Task brief
Write every line of the material out exactly as shown.

* Begin Data shown *

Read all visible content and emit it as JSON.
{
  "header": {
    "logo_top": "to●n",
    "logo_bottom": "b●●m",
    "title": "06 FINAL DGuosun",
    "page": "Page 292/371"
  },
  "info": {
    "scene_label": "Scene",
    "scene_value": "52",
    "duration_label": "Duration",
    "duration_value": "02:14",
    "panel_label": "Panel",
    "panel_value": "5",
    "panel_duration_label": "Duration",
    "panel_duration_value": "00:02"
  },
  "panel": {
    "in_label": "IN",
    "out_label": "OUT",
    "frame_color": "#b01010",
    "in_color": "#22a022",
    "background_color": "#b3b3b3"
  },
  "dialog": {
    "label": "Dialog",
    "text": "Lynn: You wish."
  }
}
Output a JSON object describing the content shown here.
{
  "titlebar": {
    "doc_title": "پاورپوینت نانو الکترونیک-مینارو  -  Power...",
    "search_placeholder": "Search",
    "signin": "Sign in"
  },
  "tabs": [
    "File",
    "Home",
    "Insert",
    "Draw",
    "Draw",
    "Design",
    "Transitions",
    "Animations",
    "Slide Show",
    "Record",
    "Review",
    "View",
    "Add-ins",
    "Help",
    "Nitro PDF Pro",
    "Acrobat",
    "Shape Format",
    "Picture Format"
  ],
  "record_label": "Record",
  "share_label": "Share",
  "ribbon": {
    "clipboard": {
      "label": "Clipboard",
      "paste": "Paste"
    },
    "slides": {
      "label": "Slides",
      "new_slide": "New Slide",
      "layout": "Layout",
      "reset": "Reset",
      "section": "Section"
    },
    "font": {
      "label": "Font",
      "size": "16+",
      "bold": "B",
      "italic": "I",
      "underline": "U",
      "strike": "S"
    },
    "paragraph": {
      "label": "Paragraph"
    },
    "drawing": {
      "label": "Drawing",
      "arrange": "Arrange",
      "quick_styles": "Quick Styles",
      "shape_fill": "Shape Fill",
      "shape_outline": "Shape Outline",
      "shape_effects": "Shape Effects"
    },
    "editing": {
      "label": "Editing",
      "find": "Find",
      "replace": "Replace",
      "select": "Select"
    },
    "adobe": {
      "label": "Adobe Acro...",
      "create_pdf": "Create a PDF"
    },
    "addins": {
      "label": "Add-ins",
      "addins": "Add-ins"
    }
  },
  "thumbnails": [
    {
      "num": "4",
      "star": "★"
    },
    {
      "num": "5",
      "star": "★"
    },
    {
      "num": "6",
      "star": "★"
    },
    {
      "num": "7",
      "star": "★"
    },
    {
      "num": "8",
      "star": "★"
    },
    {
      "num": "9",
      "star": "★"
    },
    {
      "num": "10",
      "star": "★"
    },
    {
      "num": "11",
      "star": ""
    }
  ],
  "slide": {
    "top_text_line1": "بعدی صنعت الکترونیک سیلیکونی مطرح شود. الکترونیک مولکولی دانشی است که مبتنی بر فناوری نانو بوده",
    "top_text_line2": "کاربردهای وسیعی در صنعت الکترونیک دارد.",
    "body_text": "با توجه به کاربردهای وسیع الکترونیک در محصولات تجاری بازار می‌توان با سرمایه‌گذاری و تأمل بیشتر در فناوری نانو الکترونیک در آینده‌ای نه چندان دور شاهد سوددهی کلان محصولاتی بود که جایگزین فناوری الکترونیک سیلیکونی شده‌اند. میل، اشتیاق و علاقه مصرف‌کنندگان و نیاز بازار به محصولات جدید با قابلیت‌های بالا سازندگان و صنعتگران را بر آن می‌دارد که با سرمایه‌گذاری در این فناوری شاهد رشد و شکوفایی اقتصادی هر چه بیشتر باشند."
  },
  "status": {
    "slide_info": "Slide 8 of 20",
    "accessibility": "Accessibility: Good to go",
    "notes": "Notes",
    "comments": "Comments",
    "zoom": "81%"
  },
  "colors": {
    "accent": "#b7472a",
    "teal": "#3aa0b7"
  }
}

* End Data shown *

Exercise answer
Read all visible content and emit it as JSON.
{
  "header": {
    "logo_top": "to●n",
    "logo_bottom": "b●●m",
    "title": "06 FINAL DGuosun",
    "page": "Page 292/371"
  },
  "info": {
    "scene_label": "Scene",
    "scene_value": "52",
    "duration_label": "Duration",
    "duration_value": "02:14",
    "panel_label": "Panel",
    "panel_value": "5",
    "panel_duration_label": "Duration",
    "panel_duration_value": "00:02"
  },
  "panel": {
    "in_label": "IN",
    "out_label": "OUT",
    "frame_color": "#b01010",
    "in_color": "#22a022",
    "background_color": "#b3b3b3"
  },
  "dialog": {
    "label": "Dialog",
    "text": "Lynn: You wish."
  }
}
Output a JSON object describing the content shown here.
{
  "titlebar": {
    "doc_title": "پاورپوینت نانو الکترونیک-مینارو  -  Power...",
    "search_placeholder": "Search",
    "signin": "Sign in"
  },
  "tabs": [
    "File",
    "Home",
    "Insert",
    "Draw",
    "Draw",
    "Design",
    "Transitions",
    "Animations",
    "Slide Show",
    "Record",
    "Review",
    "View",
    "Add-ins",
    "Help",
    "Nitro PDF Pro",
    "Acrobat",
    "Shape Format",
    "Picture Format"
  ],
  "record_label": "Record",
  "share_label": "Share",
  "ribbon": {
    "clipboard": {
      "label": "Clipboard",
      "paste": "Paste"
    },
    "slides": {
      "label": "Slides",
      "new_slide": "New Slide",
      "layout": "Layout",
      "reset": "Reset",
      "section": "Section"
    },
    "font": {
      "label": "Font",
      "size": "16+",
      "bold": "B",
      "italic": "I",
      "underline": "U",
      "strike": "S"
    },
    "paragraph": {
      "label": "Paragraph"
    },
    "drawing": {
      "label": "Drawing",
      "arrange": "Arrange",
      "quick_styles": "Quick Styles",
      "shape_fill": "Shape Fill",
      "shape_outline": "Shape Outline",
      "shape_effects": "Shape Effects"
    },
    "editing": {
      "label": "Editing",
      "find": "Find",
      "replace": "Replace",
      "select": "Select"
    },
    "adobe": {
      "label": "Adobe Acro...",
      "create_pdf": "Create a PDF"
    },
    "addins": {
      "label": "Add-ins",
      "addins": "Add-ins"
    }
  },
  "thumbnails": [
    {
      "num": "4",
      "star": "★"
    },
    {
      "num": "5",
      "star": "★"
    },
    {
      "num": "6",
      "star": "★"
    },
    {
      "num": "7",
      "star": "★"
    },
    {
      "num": "8",
      "star": "★"
    },
    {
      "num": "9",
      "star": "★"
    },
    {
      "num": "10",
      "star": "★"
    },
    {
      "num": "11",
      "star": ""
    }
  ],
  "slide": {
    "top_text_line1": "بعدی صنعت الکترونیک سیلیکونی مطرح شود. الکترونیک مولکولی دانشی است که مبتنی بر فناوری نانو بوده",
    "top_text_line2": "کاربردهای وسیعی در صنعت الکترونیک دارد.",
    "body_text": "با توجه به کاربردهای وسیع الکترونیک در محصولات تجاری بازار می‌توان با سرمایه‌گذاری و تأمل بیشتر در فناوری نانو الکترونیک در آینده‌ای نه چندان دور شاهد سوددهی کلان محصولاتی بود که جایگزین فناوری الکترونیک سیلیکونی شده‌اند. میل، اشتیاق و علاقه مصرف‌کنندگان و نیاز بازار به محصولات جدید با قابلیت‌های بالا سازندگان و صنعتگران را بر آن می‌دارد که با سرمایه‌گذاری در این فناوری شاهد رشد و شکوفایی اقتصادی هر چه بیشتر باشند."
  },
  "status": {
    "slide_info": "Slide 8 of 20",
    "accessibility": "Accessibility: Good to go",
    "notes": "Notes",
    "comments": "Comments",
    "zoom": "81%"
  },
  "colors": {
    "accent": "#b7472a",
    "teal": "#3aa0b7"
  }
}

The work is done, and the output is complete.